**EXERCISE GOAL**: The data below needs to be returned exactly, line for line.

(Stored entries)
********************
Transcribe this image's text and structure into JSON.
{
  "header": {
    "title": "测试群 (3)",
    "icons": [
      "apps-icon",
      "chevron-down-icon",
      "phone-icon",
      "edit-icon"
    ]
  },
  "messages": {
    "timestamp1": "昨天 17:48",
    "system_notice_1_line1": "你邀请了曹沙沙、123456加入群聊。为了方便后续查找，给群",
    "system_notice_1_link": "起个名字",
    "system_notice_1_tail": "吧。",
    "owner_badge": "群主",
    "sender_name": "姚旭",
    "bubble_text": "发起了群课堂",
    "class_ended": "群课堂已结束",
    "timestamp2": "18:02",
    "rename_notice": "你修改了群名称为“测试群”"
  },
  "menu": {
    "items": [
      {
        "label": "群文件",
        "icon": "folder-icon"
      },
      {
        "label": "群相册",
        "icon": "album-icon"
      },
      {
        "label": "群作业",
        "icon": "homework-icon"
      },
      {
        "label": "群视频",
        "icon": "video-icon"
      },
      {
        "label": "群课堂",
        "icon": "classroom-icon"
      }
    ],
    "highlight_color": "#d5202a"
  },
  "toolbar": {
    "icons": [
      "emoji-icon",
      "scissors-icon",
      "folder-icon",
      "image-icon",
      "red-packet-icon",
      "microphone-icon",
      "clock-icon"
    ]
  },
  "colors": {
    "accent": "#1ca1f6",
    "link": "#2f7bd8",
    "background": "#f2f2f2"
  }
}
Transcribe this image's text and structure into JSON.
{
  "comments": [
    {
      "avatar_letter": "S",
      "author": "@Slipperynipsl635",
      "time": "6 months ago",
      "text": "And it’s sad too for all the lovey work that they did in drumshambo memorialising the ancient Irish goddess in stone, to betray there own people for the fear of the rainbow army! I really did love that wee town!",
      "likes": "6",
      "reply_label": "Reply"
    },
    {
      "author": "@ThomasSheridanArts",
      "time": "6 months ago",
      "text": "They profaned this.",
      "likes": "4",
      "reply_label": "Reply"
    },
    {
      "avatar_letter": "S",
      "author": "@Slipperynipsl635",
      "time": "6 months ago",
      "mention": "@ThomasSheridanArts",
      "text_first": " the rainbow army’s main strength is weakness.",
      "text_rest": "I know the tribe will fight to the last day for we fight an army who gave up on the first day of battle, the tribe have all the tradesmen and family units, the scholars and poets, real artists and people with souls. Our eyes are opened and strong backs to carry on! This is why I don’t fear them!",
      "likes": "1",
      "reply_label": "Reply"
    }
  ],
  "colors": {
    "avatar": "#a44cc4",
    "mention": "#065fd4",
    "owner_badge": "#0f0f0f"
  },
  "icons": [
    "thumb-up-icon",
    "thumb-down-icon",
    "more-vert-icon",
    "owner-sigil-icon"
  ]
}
********************
**ANSWER TO THIS PROBLEM**:
Transcribe this image's text and structure into JSON.
{
  "header": {
    "title": "测试群 (3)",
    "icons": [
      "apps-icon",
      "chevron-down-icon",
      "phone-icon",
      "edit-icon"
    ]
  },
  "messages": {
    "timestamp1": "昨天 17:48",
    "system_notice_1_line1": "你邀请了曹沙沙、123456加入群聊。为了方便后续查找，给群",
    "system_notice_1_link": "起个名字",
    "system_notice_1_tail": "吧。",
    "owner_badge": "群主",
    "sender_name": "姚旭",
    "bubble_text": "发起了群课堂",
    "class_ended": "群课堂已结束",
    "timestamp2": "18:02",
    "rename_notice": "你修改了群名称为“测试群”"
  },
  "menu": {
    "items": [
      {
        "label": "群文件",
        "icon": "folder-icon"
      },
      {
        "label": "群相册",
        "icon": "album-icon"
      },
      {
        "label": "群作业",
        "icon": "homework-icon"
      },
      {
        "label": "群视频",
        "icon": "video-icon"
      },
      {
        "label": "群课堂",
        "icon": "classroom-icon"
      }
    ],
    "highlight_color": "#d5202a"
  },
  "toolbar": {
    "icons": [
      "emoji-icon",
      "scissors-icon",
      "folder-icon",
      "image-icon",
      "red-packet-icon",
      "microphone-icon",
      "clock-icon"
    ]
  },
  "colors": {
    "accent": "#1ca1f6",
    "link": "#2f7bd8",
    "background": "#f2f2f2"
  }
}
Transcribe this image's text and structure into JSON.
{
  "comments": [
    {
      "avatar_letter": "S",
      "author": "@Slipperynipsl635",
      "time": "6 months ago",
      "text": "And it’s sad too for all the lovey work that they did in drumshambo memorialising the ancient Irish goddess in stone, to betray there own people for the fear of the rainbow army! I really did love that wee town!",
      "likes": "6",
      "reply_label": "Reply"
    },
    {
      "author": "@ThomasSheridanArts",
      "time": "6 months ago",
      "text": "They profaned this.",
      "likes": "4",
      "reply_label": "Reply"
    },
    {
      "avatar_letter": "S",
      "author": "@Slipperynipsl635",
      "time": "6 months ago",
      "mention": "@ThomasSheridanArts",
      "text_first": " the rainbow army’s main strength is weakness.",
      "text_rest": "I know the tribe will fight to the last day for we fight an army who gave up on the first day of battle, the tribe have all the tradesmen and family units, the scholars and poets, real artists and people with souls. Our eyes are opened and strong backs to carry on! This is why I don’t fear them!",
      "likes": "1",
      "reply_label": "Reply"
    }
  ],
  "colors": {
    "avatar": "#a44cc4",
    "mention": "#065fd4",
    "owner_badge": "#0f0f0f"
  },
  "icons": [
    "thumb-up-icon",
    "thumb-down-icon",
    "more-vert-icon",
    "owner-sigil-icon"
  ]
}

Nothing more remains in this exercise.